> GIVEN EXERCISE A
According to the article about New Haven police handing out harm reduction kits, where was the press conference announcing the pilot project held?
> GIVEN EXERCISE B
Carry on the article about New Haven police handing out harm reduction kits, picking up after its final sentence.

-- start of DOCUMENT EXTRACT --

New Haven Detention Facility Supervisor Lt. Nicholas Marcucio with addiction services info.
New Haven Detention Facility Supervisor Lt. Nicholas Marcucio with addiction services info.

New Haven police have begun distributing free plastic baggies of clean needles, sterile glass pipes, and information about local drug rehabilitation services to those released from the 1 Union Ave. lock-up as part of a new initiative to use “harm reduction” principles to curb addiction.

Top police brass and state and local healthcare providers announced that new pilot project last week during a press conference held on the third floor of police headquarters at 1 Union Ave.

“While many think that the primary responsibility of police is to arrest and enforce the laws,” Reyes said, “for us in New Haven, the primary responsibility is the protection and preservation of life.”

In addition to this officer training, Marcucio said, the police department is now as of Tuesday morning making available “harm reduction kits” for anyone interested in taking them after they are released from the 1 Union Ave. lock-up.

“We’re not promoting drug use,” Marcucio said. “We’re trying to help them until they’re ready to finally receive treatment.”

-- end of DOCUMENT EXTRACT --
-- start of GIVEN DATA --

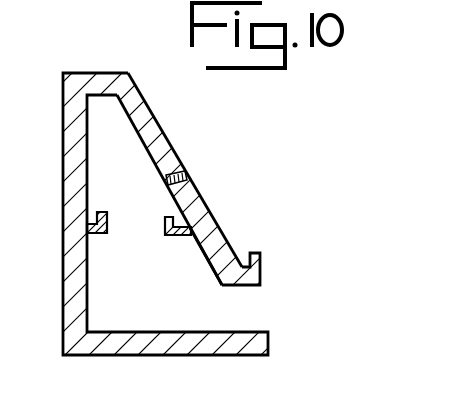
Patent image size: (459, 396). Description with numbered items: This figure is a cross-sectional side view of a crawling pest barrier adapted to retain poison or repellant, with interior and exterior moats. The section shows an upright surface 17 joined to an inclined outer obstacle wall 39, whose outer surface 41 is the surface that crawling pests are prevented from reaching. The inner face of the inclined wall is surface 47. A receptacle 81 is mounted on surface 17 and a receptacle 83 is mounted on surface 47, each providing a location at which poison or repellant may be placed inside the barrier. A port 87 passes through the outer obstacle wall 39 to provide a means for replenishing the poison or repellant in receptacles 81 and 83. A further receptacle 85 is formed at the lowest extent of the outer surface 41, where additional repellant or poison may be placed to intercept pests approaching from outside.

The surface 17 is at (88, 266).
The outer obstacle wall 39 is at (138, 107).
The outer surface 41 is at (158, 128).
The surface 47 is at (205, 257).
The receptacle 81 is at (96, 203).
The receptacle 83 is at (171, 208).
The receptacle 85 is at (241, 252).
The port 87 is at (189, 172).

-- end of GIVEN DATA --

> TASK OUTPUT A
On the third floor of police headquarters at 1 Union Ave.

> TASK OUTPUT B
Inside these baggies are clean needles, sterile water, burners, cotton, Brillo for filters, a tourniquet, a glass pipe for safe crack use, condoms, and information about community health resources for those ready to start the path towards recovery.

“It’s just your standard opioid and crack harm reduction kit,” HIDTA’s Robert Lawlor said.

Lawlor (a retired New Haven sergeant) and Marcucio said that those who take the police up on these free harm reduction kits will also have to provide a “unique identification number” that will be shared between the police and the Yale Syringe Services Program.

That number, consisting of the first letter of the participant’s first name, the third letter of their first name, the first letter of their last name, and their date of birth, will allow the program administrators to track in an anonymous way how frequently these kits are being used.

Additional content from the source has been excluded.